> [Trecho fornecido]:
-*-*-

Aos 52 anos, a dona de casa Francisca Wanda de Oliveira recebeu autorização da Justiça para obter a certidão de nascimento. Nascida em Santa Maria de Suacuí, no Vale do Rio Doce, ela precisou do documento pela primeira vez para tomar a vacina contra a covid-19.
Como a falta da certidão de nascimento trava a emissão de qualquer outro documento, como RG e CPF, aqueles que não têm acesso ao registro sequer são consideradas cidadãos pelo governo. É o caso de Francisca, que cresceu na roça, nunca se matriculou na escola, jamais teve acesso a benefícios sociais ou votou numa eleição.
No início da pandemia, ao procurar o posto de saúde na Vila Pinho, no Barreiro, região sudoeste de Belo Horizonte, a dona de casa saiu sem receber o imunizante contra o coronavírus. O caso, no entanto, foi encaminhado pela assistente social e a agente comunitária da unidade ao Cartório do Barreiro.
A juíza Maria Luiza Rangel Pires, da Vara de Registros Públicos de Belo Horizonte, foi quem autorizou a emissão da certidão quando o pedido chegou à Justiça. "É preciso ter esse olhar humanizado para efetivamente resolvermos a situação de cada cidadão", afirma.

-*-*-

Entradas de dados extraídos
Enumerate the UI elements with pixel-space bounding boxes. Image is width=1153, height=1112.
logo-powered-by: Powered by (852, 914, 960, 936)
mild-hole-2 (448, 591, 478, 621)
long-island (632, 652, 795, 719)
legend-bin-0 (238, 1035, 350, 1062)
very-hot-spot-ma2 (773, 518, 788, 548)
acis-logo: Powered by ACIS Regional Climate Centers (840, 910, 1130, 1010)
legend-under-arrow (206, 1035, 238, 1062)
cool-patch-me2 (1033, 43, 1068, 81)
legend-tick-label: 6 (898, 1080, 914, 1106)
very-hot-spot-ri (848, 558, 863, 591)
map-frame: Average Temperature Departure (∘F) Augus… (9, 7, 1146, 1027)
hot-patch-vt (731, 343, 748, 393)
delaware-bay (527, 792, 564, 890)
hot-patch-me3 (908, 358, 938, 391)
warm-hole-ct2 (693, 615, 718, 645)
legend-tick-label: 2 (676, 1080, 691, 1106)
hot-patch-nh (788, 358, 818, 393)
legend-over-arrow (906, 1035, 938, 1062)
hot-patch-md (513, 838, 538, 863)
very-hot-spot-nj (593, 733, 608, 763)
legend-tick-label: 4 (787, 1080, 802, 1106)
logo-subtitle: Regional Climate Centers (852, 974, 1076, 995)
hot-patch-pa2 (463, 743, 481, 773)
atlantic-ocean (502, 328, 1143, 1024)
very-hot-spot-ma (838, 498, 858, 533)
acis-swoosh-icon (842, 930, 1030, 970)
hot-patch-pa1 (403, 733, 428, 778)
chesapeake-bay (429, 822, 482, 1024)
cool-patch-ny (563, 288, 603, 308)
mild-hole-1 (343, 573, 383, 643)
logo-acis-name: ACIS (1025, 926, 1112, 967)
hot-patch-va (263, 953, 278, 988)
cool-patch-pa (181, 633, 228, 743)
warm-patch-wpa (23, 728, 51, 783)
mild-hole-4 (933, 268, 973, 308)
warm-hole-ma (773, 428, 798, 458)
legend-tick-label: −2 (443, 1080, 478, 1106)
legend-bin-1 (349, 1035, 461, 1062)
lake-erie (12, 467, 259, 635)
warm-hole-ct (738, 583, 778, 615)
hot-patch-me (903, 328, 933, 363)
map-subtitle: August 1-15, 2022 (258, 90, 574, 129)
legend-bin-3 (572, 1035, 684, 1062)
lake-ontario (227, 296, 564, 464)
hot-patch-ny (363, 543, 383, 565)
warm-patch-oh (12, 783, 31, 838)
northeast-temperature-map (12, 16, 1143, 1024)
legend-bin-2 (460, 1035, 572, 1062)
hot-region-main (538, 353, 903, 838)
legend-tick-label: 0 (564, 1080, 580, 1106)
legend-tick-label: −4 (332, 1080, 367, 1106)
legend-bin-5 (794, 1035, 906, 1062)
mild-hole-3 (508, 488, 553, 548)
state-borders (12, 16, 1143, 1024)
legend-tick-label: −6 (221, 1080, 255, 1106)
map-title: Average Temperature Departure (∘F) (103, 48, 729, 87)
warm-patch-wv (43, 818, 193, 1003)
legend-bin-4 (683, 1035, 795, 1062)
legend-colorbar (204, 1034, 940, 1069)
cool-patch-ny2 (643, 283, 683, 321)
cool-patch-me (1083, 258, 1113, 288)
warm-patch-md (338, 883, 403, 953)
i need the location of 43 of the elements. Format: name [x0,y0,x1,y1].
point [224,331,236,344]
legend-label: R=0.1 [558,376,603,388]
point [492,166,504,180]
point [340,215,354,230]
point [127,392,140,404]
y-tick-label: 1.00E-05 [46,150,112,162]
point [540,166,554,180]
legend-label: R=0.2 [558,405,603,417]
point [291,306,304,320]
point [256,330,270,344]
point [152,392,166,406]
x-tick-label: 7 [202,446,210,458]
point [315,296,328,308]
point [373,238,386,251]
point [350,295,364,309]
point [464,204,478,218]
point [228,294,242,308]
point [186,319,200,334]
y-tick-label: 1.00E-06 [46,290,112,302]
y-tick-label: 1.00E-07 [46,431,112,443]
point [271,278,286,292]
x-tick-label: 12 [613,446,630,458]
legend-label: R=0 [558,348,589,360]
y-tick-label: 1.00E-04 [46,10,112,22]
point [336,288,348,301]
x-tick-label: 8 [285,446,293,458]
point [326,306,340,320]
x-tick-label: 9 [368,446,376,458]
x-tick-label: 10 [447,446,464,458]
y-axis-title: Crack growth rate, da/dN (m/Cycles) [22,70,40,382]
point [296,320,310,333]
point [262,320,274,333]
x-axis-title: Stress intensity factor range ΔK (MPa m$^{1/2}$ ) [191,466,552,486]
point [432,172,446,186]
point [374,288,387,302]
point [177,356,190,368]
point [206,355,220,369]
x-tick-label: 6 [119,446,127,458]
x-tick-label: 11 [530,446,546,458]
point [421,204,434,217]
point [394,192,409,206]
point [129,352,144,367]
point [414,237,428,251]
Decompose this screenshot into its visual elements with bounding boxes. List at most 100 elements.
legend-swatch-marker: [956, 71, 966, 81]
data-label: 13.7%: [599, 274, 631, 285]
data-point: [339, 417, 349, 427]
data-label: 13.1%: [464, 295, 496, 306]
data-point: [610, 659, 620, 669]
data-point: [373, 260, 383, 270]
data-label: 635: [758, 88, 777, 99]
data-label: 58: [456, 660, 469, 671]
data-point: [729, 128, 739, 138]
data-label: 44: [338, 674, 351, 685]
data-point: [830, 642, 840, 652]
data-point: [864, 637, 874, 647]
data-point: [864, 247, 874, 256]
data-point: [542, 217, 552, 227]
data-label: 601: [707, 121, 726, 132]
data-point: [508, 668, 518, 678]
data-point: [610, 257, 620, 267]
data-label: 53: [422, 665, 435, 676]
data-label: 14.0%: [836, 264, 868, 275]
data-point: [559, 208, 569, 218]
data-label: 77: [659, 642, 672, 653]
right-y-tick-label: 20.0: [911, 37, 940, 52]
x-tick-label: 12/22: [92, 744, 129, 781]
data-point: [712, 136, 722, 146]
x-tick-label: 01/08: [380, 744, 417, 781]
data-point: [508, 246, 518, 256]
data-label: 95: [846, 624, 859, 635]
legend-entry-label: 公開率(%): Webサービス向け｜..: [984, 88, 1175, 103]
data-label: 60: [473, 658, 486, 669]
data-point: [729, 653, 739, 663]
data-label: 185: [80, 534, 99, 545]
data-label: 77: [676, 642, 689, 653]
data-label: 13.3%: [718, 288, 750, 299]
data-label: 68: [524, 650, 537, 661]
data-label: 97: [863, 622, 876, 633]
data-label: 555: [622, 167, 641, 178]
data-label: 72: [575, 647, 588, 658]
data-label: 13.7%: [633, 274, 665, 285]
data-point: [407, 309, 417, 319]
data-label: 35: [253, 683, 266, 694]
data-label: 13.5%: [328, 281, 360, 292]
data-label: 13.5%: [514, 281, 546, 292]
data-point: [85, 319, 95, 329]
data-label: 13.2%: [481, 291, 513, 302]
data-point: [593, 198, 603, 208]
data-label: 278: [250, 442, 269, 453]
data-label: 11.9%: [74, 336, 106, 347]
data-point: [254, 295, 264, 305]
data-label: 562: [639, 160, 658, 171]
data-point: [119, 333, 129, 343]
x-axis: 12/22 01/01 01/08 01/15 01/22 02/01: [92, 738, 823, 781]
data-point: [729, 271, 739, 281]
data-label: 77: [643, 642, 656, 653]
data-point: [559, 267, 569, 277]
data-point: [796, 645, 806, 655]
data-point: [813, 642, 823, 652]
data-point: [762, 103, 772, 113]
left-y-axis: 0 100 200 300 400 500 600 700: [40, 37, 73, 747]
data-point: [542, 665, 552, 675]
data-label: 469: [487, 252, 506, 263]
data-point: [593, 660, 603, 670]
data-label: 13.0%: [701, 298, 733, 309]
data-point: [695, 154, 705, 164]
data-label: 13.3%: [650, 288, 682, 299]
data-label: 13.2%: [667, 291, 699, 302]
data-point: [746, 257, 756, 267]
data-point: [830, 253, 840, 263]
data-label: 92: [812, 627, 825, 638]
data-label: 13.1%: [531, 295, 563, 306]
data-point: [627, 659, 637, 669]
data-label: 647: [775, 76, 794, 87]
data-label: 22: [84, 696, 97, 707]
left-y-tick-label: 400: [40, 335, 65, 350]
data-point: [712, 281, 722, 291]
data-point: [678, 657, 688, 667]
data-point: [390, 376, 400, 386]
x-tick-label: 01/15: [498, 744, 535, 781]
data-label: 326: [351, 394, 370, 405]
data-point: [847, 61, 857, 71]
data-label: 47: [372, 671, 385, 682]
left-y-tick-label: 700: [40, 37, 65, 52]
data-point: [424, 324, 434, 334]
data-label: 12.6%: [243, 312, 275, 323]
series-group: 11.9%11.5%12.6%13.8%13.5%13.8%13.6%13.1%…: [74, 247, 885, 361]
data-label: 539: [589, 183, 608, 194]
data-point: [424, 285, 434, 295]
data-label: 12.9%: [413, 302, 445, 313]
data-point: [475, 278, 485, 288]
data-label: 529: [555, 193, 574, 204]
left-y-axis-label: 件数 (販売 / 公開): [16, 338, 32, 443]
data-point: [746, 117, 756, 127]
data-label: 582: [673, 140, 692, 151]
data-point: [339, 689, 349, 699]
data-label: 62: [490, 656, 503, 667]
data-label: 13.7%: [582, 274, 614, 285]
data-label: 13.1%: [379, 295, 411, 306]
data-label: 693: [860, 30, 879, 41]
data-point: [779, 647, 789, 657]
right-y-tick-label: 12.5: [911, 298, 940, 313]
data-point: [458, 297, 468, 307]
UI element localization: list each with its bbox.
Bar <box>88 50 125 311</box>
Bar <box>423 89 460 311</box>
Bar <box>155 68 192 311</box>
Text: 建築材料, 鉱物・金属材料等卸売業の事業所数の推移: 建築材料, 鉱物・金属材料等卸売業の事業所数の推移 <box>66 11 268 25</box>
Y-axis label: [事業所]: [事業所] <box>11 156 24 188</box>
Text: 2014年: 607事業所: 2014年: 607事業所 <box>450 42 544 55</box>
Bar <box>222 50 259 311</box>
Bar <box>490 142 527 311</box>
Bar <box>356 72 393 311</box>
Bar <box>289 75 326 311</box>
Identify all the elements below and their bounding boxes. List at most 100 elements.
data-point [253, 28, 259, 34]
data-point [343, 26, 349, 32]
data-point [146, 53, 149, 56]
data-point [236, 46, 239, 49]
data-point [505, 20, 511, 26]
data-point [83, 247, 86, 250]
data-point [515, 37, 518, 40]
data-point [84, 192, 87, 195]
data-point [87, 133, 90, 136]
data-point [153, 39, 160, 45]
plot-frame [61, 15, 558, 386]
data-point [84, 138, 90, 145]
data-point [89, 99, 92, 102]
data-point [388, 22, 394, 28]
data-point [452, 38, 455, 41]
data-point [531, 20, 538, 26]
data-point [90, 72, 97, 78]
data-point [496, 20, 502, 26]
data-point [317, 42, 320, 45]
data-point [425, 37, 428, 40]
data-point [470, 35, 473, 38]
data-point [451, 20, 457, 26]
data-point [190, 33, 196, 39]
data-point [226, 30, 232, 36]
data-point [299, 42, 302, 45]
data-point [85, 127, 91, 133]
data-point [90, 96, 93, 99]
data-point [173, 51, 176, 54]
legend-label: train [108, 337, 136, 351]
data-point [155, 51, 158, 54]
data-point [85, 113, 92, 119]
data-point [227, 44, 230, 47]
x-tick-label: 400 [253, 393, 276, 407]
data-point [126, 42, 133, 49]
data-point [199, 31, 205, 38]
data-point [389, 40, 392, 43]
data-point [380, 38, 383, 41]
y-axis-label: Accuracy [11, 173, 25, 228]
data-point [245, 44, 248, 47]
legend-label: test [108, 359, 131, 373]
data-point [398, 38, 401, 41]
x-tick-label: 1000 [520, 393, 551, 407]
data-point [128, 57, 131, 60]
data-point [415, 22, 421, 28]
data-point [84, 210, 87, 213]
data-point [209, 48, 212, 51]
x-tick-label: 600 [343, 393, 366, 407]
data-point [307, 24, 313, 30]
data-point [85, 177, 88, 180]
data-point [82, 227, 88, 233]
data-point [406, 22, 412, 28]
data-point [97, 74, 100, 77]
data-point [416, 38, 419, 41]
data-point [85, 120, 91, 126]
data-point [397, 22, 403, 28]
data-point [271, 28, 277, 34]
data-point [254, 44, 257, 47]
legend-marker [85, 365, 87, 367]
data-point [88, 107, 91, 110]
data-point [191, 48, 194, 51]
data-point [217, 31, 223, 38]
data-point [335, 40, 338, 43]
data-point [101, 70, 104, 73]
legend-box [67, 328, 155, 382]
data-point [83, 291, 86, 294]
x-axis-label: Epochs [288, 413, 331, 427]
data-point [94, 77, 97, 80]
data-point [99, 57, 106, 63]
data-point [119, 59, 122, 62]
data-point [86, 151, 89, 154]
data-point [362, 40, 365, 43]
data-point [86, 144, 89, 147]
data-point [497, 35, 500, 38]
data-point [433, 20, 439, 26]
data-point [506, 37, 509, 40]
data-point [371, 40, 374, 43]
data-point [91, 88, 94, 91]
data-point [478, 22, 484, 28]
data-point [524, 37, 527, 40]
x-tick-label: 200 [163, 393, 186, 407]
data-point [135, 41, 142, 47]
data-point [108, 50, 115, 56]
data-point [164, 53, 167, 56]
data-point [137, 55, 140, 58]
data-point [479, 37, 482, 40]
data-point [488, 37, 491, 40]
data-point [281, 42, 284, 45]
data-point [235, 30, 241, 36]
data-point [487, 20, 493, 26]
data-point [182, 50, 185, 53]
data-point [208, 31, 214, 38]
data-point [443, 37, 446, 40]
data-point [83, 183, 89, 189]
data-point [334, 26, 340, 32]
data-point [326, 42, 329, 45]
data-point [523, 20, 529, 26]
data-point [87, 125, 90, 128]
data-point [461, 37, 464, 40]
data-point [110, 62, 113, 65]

-*-*-

> [Lista de tarefas]:
1 – Segundo o trecho, por que quem não tem certidão de nascimento nem chega a ser considerado cidadão pelo governo? Responda em uma a três frases.
2 – Copie do trecho, sem mudar nada, a parte que começa em "Aos 52 anos, a" e vai até "Cartório do Barreiro.".

> [Respostas das tarefas]:
1 – Porque, sem a certidão de nascimento, não dá para tirar nenhum outro documento, como RG e CPF.

2 –
Aos 52 anos, a dona de casa Francisca Wanda de Oliveira recebeu autorização da Justiça para obter a certidão de nascimento. Nascida em Santa Maria de Suacuí, no Vale do Rio Doce, ela precisou do documento pela primeira vez para tomar a vacina contra a covid-19.
Como a falta da certidão de nascimento trava a emissão de qualquer outro documento, como RG e CPF, aqueles que não têm acesso ao registro sequer são consideradas cidadãos pelo governo. É o caso de Francisca, que cresceu na roça, nunca se matriculou na escola, jamais teve acesso a benefícios sociais ou votou numa eleição.
No início da pandemia, ao procurar o posto de saúde na Vila Pinho, no Barreiro, região sudoeste de Belo Horizonte, a dona de casa saiu sem receber o imunizante contra o coronavírus. O caso, no entanto, foi encaminhado pela assistente social e a agente comunitária da unidade ao Cartório do Barreiro.